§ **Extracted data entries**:

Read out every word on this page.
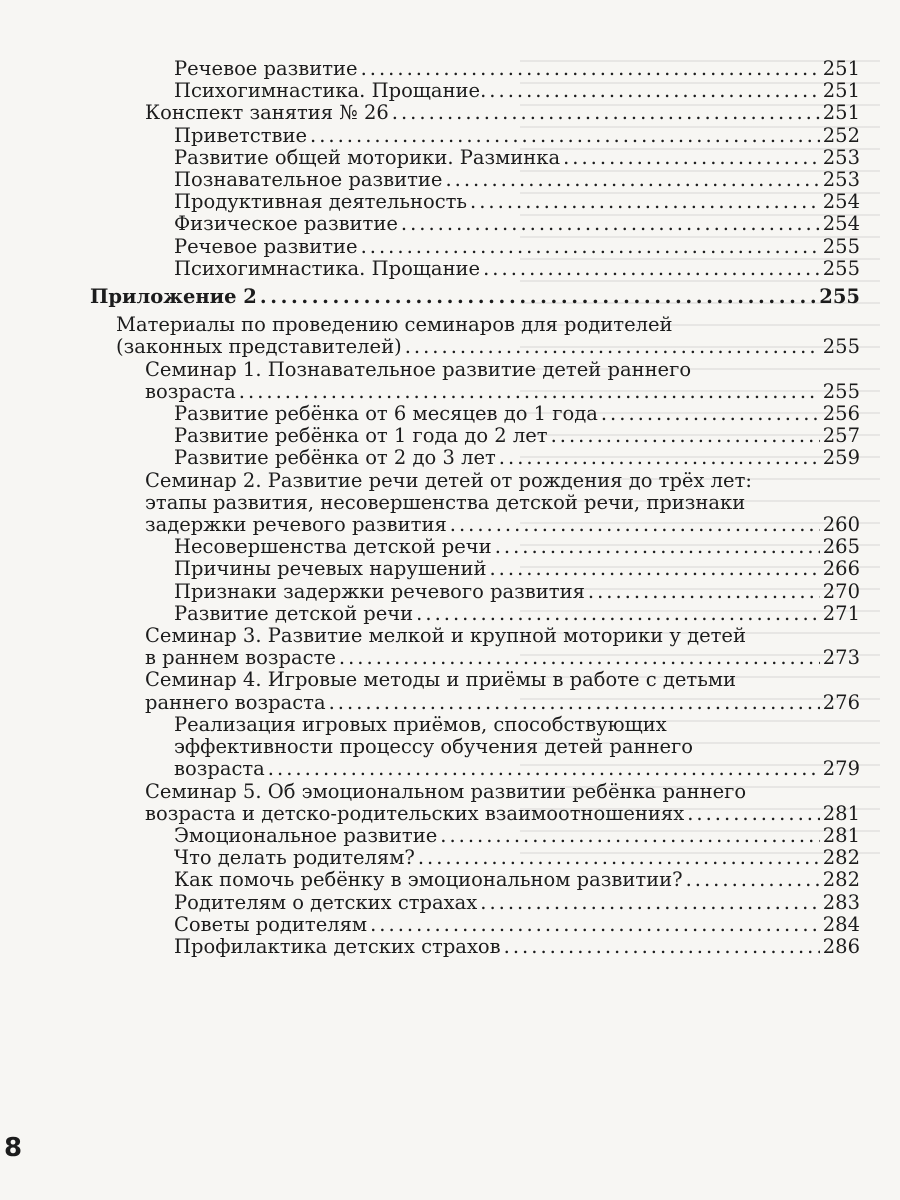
Речевое развитие . . .	251
Психогимнастика. Прощание. . . .	251
Конспект занятия № 26 . . .	251
Приветствие . . .	252
Развитие общей моторики. Разминка . . .	253
Познавательное развитие . . .	253
Продуктивная деятельность . . .	254
Физическое развитие . . .	254
Речевое развитие . . .	255
Психогимнастика. Прощание . . .	255
Приложение 2 . . .	255
Материалы по проведению семинаров для родителей
(законных представителей) . . .	255
Семинар 1. Познавательное развитие детей раннего
возраста . . .	255
Развитие ребёнка от 6 месяцев до 1 года . . .	256
Развитие ребёнка от 1 года до 2 лет . . .	257
Развитие ребёнка от 2 до 3 лет . . .	259
Семинар 2. Развитие речи детей от рождения до трёх лет:
этапы развития, несовершенства детской речи, признаки
задержки речевого развития . . .	260
Несовершенства детской речи . . .	265
Причины речевых нарушений . . .	266
Признаки задержки речевого развития . . .	270
Развитие детской речи . . .	271
Семинар 3. Развитие мелкой и крупной моторики у детей
в раннем возрасте . . .	273
Семинар 4. Игровые методы и приёмы в работе с детьми
раннего возраста . . .	276
Реализация игровых приёмов, способствующих
эффективности процессу обучения детей раннего
возраста . . .	279
Семинар 5. Об эмоциональном развитии ребёнка раннего
возраста и детско-родительских взаимоотношениях . . .	281
Эмоциональное развитие . . .	281
Что делать родителям? . . .	282
Как помочь ребёнку в эмоциональном развитии? . . .	282
Родителям о детских страхах . . .	283
Советы родителям . . .	284
Профилактика детских страхов . . .	286
8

§ **Set problem**: The data above should be repeated exactly, minus any pictures.

§ **Output for this exercise**:
Read out every word on this page.
Речевое развитие . . .	251
Психогимнастика. Прощание. . . .	251
Конспект занятия № 26 . . .	251
Приветствие . . .	252
Развитие общей моторики. Разминка . . .	253
Познавательное развитие . . .	253
Продуктивная деятельность . . .	254
Физическое развитие . . .	254
Речевое развитие . . .	255
Психогимнастика. Прощание . . .	255
Приложение 2 . . .	255
Материалы по проведению семинаров для родителей
(законных представителей) . . .	255
Семинар 1. Познавательное развитие детей раннего
возраста . . .	255
Развитие ребёнка от 6 месяцев до 1 года . . .	256
Развитие ребёнка от 1 года до 2 лет . . .	257
Развитие ребёнка от 2 до 3 лет . . .	259
Семинар 2. Развитие речи детей от рождения до трёх лет:
этапы развития, несовершенства детской речи, признаки
задержки речевого развития . . .	260
Несовершенства детской речи . . .	265
Причины речевых нарушений . . .	266
Признаки задержки речевого развития . . .	270
Развитие детской речи . . .	271
Семинар 3. Развитие мелкой и крупной моторики у детей
в раннем возрасте . . .	273
Семинар 4. Игровые методы и приёмы в работе с детьми
раннего возраста . . .	276
Реализация игровых приёмов, способствующих
эффективности процессу обучения детей раннего
возраста . . .	279
Семинар 5. Об эмоциональном развитии ребёнка раннего
возраста и детско-родительских взаимоотношениях . . .	281
Эмоциональное развитие . . .	281
Что делать родителям? . . .	282
Как помочь ребёнку в эмоциональном развитии? . . .	282
Родителям о детских страхах . . .	283
Советы родителям . . .	284
Профилактика детских страхов . . .	286
8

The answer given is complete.